**The task:**
Exact reproduction of the data is required, with images excluded.

=== Data lines ===

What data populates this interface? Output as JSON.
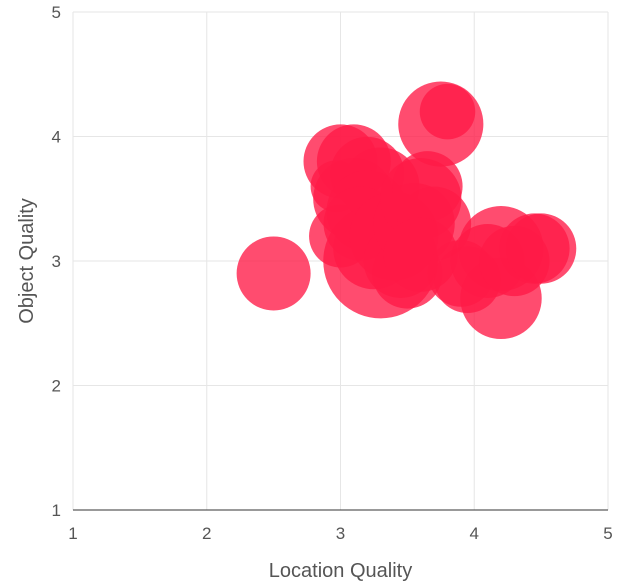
{
  "chart_data": {
    "type": "scatter",
    "variant": "bubble",
    "xlabel": "Location Quality",
    "ylabel": "Object Quality",
    "xlim": [
      1,
      5
    ],
    "ylim": [
      1,
      5
    ],
    "xticks": [
      1,
      2,
      3,
      4,
      5
    ],
    "yticks": [
      1,
      2,
      3,
      4,
      5
    ],
    "grid": true,
    "legend": "none",
    "bubble_color": "#ff1a47",
    "bubble_opacity": 0.78,
    "series": [
      {
        "points": [
          {
            "x": 2.5,
            "y": 2.9,
            "r": 1
          },
          {
            "x": 3.0,
            "y": 3.8,
            "r": 1
          },
          {
            "x": 3.1,
            "y": 3.8,
            "r": 1
          },
          {
            "x": 2.97,
            "y": 3.6,
            "r": 0.7
          },
          {
            "x": 3.2,
            "y": 3.7,
            "r": 1
          },
          {
            "x": 3.3,
            "y": 3.6,
            "r": 1.05
          },
          {
            "x": 3.1,
            "y": 3.5,
            "r": 1.1
          },
          {
            "x": 3.0,
            "y": 3.2,
            "r": 0.85
          },
          {
            "x": 3.2,
            "y": 3.4,
            "r": 1.1
          },
          {
            "x": 3.15,
            "y": 3.3,
            "r": 1
          },
          {
            "x": 3.25,
            "y": 3.1,
            "r": 1.1
          },
          {
            "x": 3.3,
            "y": 3.0,
            "r": 1.55
          },
          {
            "x": 3.4,
            "y": 3.2,
            "r": 1.2
          },
          {
            "x": 3.45,
            "y": 3.0,
            "r": 1
          },
          {
            "x": 3.5,
            "y": 2.9,
            "r": 0.95
          },
          {
            "x": 3.55,
            "y": 3.3,
            "r": 1.1
          },
          {
            "x": 3.6,
            "y": 3.5,
            "r": 1.1
          },
          {
            "x": 3.65,
            "y": 3.6,
            "r": 0.95
          },
          {
            "x": 3.7,
            "y": 3.3,
            "r": 1
          },
          {
            "x": 3.6,
            "y": 3.05,
            "r": 1
          },
          {
            "x": 3.75,
            "y": 4.1,
            "r": 1.15
          },
          {
            "x": 3.8,
            "y": 4.2,
            "r": 0.75
          },
          {
            "x": 3.9,
            "y": 2.9,
            "r": 0.9
          },
          {
            "x": 3.95,
            "y": 2.85,
            "r": 0.9
          },
          {
            "x": 4.1,
            "y": 3.0,
            "r": 1
          },
          {
            "x": 4.2,
            "y": 3.1,
            "r": 1.15
          },
          {
            "x": 4.2,
            "y": 2.7,
            "r": 1.1
          },
          {
            "x": 4.3,
            "y": 3.0,
            "r": 0.95
          },
          {
            "x": 4.45,
            "y": 3.1,
            "r": 0.95
          },
          {
            "x": 4.5,
            "y": 3.1,
            "r": 0.95
          }
        ]
      }
    ]
  }
}
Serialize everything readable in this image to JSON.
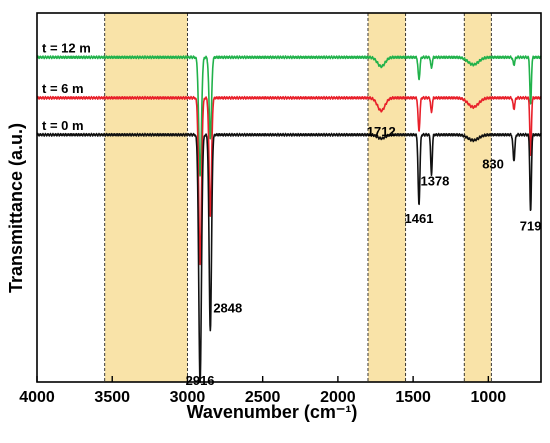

===

**Result below:**
What data populates this interface? Output as JSON.
{
  "chart_data": {
    "type": "scatter",
    "variant": "bubble",
    "xlabel": "Location Quality",
    "ylabel": "Object Quality",
    "xlim": [
      1,
      5
    ],
    "ylim": [
      1,
      5
    ],
    "xticks": [
      1,
      2,
      3,
      4,
      5
    ],
    "yticks": [
      1,
      2,
      3,
      4,
      5
    ],
    "grid": true,
    "legend": "none",
    "bubble_color": "#ff1a47",
    "bubble_opacity": 0.78,
    "series": [
      {
        "points": [
          {
            "x": 2.5,
            "y": 2.9,
            "r": 1
          },
          {
            "x": 3.0,
            "y": 3.8,
            "r": 1
          },
          {
            "x": 3.1,
            "y": 3.8,
            "r": 1
          },
          {
            "x": 2.97,
            "y": 3.6,
            "r": 0.7
          },
          {
            "x": 3.2,
            "y": 3.7,
            "r": 1
          },
          {
            "x": 3.3,
            "y": 3.6,
            "r": 1.05
          },
          {
            "x": 3.1,
            "y": 3.5,
            "r": 1.1
          },
          {
            "x": 3.0,
            "y": 3.2,
            "r": 0.85
          },
          {
            "x": 3.2,
            "y": 3.4,
            "r": 1.1
          },
          {
            "x": 3.15,
            "y": 3.3,
            "r": 1
          },
          {
            "x": 3.25,
            "y": 3.1,
            "r": 1.1
          },
          {
            "x": 3.3,
            "y": 3.0,
            "r": 1.55
          },
          {
            "x": 3.4,
            "y": 3.2,
            "r": 1.2
          },
          {
            "x": 3.45,
            "y": 3.0,
            "r": 1
          },
          {
            "x": 3.5,
            "y": 2.9,
            "r": 0.95
          },
          {
            "x": 3.55,
            "y": 3.3,
            "r": 1.1
          },
          {
            "x": 3.6,
            "y": 3.5,
            "r": 1.1
          },
          {
            "x": 3.65,
            "y": 3.6,
            "r": 0.95
          },
          {
            "x": 3.7,
            "y": 3.3,
            "r": 1
          },
          {
            "x": 3.6,
            "y": 3.05,
            "r": 1
          },
          {
            "x": 3.75,
            "y": 4.1,
            "r": 1.15
          },
          {
            "x": 3.8,
            "y": 4.2,
            "r": 0.75
          },
          {
            "x": 3.9,
            "y": 2.9,
            "r": 0.9
          },
          {
            "x": 3.95,
            "y": 2.85,
            "r": 0.9
          },
          {
            "x": 4.1,
            "y": 3.0,
            "r": 1
          },
          {
            "x": 4.2,
            "y": 3.1,
            "r": 1.15
          },
          {
            "x": 4.2,
            "y": 2.7,
            "r": 1.1
          },
          {
            "x": 4.3,
            "y": 3.0,
            "r": 0.95
          },
          {
            "x": 4.45,
            "y": 3.1,
            "r": 0.95
          },
          {
            "x": 4.5,
            "y": 3.1,
            "r": 0.95
          }
        ]
      }
    ]
  }
}
Serialize everything readable in this image to JSON.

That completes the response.